- Task to complete
Spot each line that carries the word "this"; copy those lines.

- Excerpted records

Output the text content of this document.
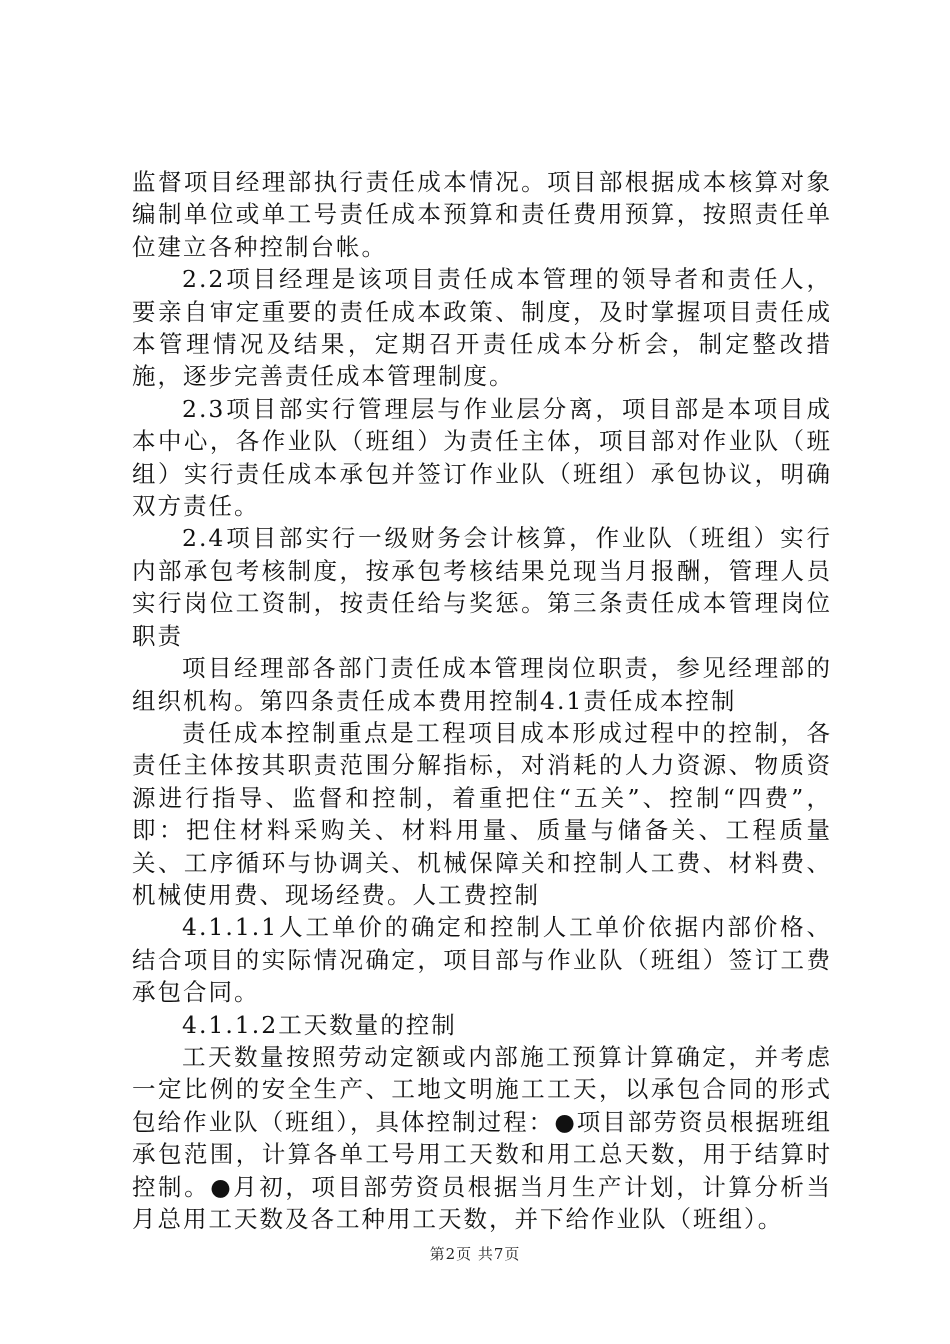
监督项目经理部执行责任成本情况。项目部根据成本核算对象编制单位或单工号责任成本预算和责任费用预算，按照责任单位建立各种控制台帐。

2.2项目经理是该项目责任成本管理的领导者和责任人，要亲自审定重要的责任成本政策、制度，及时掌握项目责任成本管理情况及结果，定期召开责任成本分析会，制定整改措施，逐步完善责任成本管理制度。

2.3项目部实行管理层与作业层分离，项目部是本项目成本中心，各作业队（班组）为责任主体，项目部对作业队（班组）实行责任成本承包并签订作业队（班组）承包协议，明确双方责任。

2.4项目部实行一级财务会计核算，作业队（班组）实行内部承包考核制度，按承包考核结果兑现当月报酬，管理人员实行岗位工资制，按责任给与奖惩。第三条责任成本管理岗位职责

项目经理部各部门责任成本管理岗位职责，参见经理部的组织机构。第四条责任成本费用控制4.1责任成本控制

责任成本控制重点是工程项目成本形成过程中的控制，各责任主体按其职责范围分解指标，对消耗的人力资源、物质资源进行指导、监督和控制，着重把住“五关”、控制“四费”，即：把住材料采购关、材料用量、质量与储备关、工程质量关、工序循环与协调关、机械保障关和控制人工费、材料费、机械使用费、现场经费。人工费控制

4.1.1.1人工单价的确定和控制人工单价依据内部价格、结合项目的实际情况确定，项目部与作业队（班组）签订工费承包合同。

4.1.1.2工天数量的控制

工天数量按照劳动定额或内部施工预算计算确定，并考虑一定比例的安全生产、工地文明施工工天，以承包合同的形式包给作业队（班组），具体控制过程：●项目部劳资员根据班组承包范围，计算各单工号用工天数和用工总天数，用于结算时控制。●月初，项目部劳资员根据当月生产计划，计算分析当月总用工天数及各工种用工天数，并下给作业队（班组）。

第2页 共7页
---
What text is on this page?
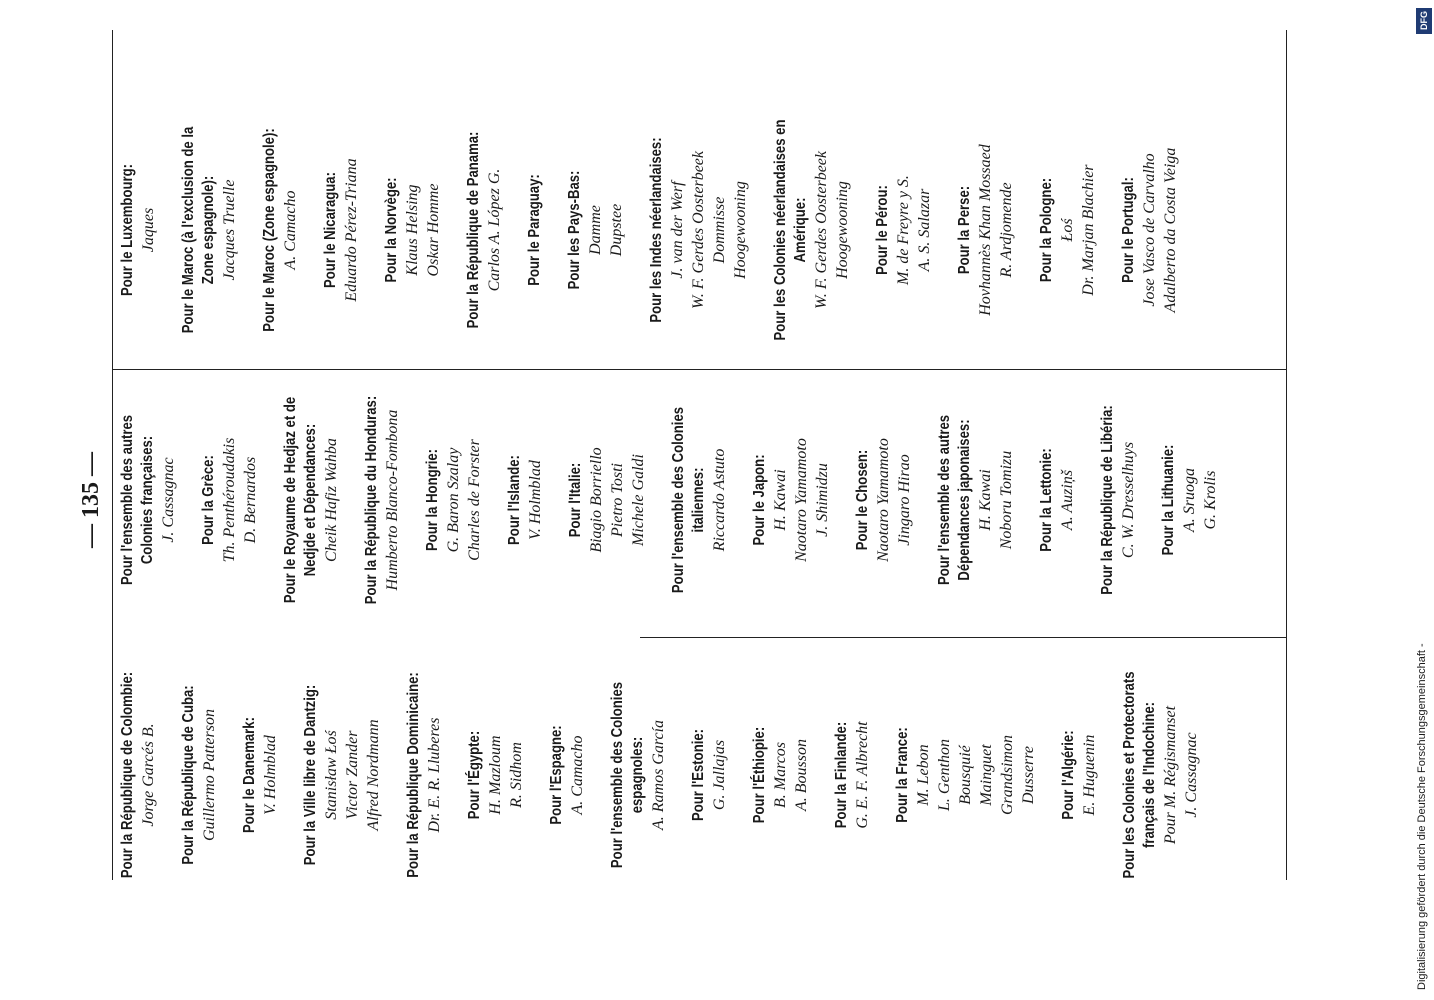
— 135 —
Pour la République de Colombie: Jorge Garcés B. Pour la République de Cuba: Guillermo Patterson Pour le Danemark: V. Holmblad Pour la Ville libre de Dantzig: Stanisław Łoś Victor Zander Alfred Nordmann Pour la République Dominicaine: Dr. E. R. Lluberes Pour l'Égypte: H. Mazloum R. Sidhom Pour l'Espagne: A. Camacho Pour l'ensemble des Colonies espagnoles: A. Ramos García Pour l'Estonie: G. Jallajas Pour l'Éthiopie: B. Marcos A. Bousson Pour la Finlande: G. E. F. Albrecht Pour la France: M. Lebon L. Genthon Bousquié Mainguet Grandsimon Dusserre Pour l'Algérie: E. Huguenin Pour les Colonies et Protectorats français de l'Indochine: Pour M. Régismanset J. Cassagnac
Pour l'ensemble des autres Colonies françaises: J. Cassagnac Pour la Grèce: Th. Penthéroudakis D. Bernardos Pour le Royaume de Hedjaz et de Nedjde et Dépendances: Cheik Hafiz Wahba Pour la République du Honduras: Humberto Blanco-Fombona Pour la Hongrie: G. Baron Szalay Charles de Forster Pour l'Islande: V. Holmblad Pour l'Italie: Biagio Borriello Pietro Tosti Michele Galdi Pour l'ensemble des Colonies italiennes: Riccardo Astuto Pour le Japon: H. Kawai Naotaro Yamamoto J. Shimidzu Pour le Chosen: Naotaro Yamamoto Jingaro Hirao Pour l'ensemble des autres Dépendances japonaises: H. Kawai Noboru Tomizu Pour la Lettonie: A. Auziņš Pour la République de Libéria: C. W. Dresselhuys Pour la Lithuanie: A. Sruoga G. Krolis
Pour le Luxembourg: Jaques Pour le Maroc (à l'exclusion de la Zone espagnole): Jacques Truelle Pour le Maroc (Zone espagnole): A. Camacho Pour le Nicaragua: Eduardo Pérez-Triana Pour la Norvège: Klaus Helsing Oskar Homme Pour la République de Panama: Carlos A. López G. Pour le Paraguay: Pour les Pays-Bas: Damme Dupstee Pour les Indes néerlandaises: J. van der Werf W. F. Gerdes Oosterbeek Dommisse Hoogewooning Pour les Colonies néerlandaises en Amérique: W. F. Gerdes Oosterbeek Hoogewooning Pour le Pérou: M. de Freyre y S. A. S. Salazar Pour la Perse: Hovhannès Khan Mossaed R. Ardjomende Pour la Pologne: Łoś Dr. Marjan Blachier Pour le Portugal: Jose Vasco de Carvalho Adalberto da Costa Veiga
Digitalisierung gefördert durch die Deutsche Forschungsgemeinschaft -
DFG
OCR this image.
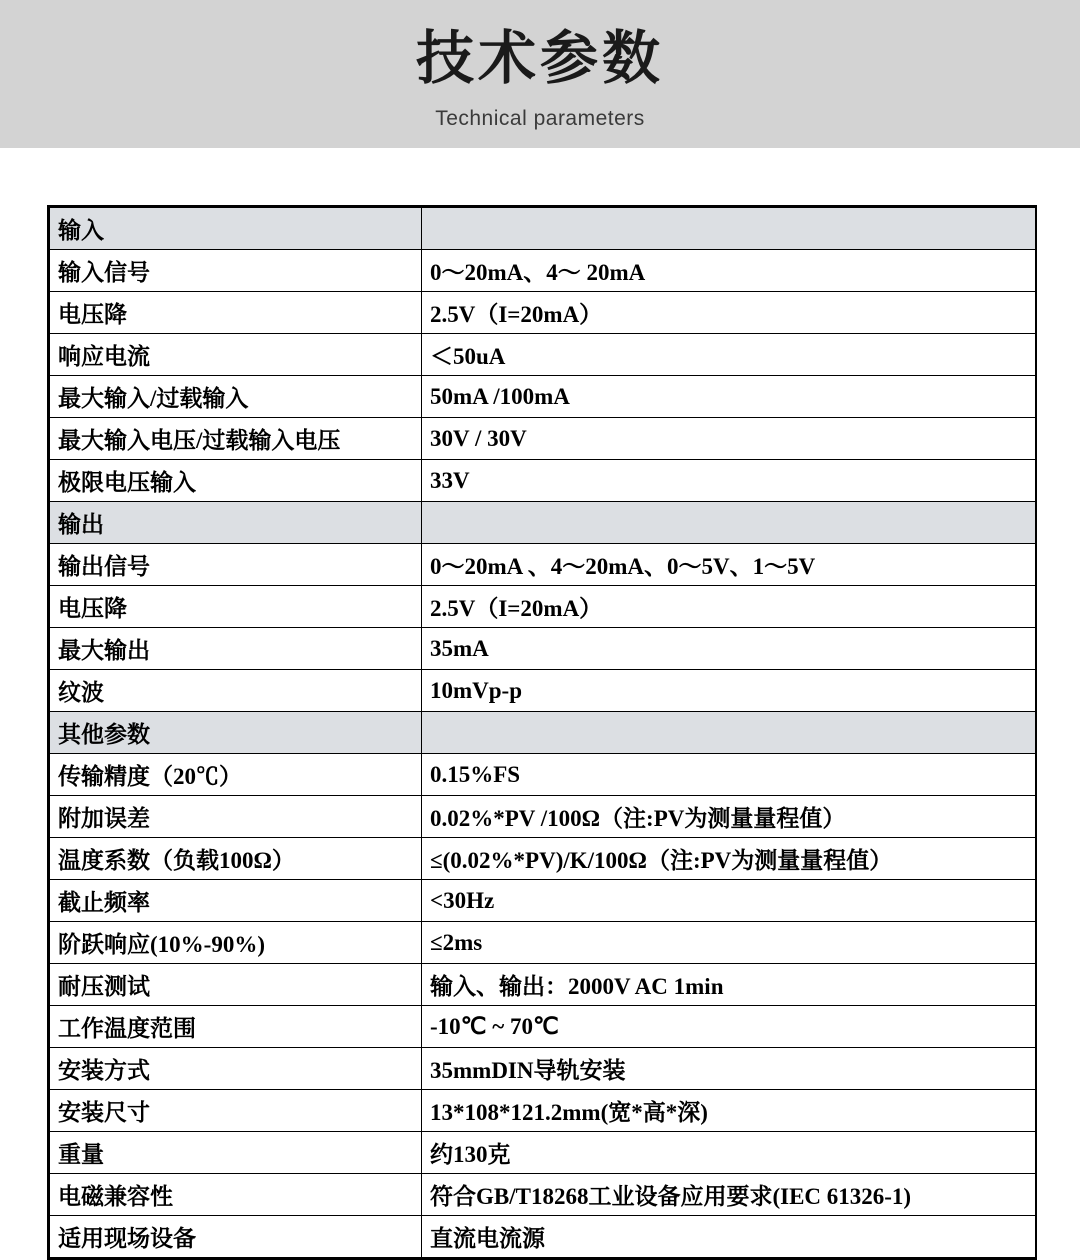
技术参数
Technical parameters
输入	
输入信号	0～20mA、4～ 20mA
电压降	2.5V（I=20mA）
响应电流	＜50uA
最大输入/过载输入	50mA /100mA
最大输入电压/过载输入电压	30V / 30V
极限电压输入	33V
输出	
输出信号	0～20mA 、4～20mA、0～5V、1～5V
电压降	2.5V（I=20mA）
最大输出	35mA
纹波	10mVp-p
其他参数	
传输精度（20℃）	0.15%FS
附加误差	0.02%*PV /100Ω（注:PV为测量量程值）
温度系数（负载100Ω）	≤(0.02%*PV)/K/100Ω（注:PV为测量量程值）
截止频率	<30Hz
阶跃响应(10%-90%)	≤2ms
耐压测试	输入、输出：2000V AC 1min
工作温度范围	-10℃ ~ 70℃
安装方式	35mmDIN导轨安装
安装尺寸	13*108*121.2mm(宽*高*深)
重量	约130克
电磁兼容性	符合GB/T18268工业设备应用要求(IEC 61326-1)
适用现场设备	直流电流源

- Exercise result
Output the text content of this document.
What text is on this page?
OCR this image.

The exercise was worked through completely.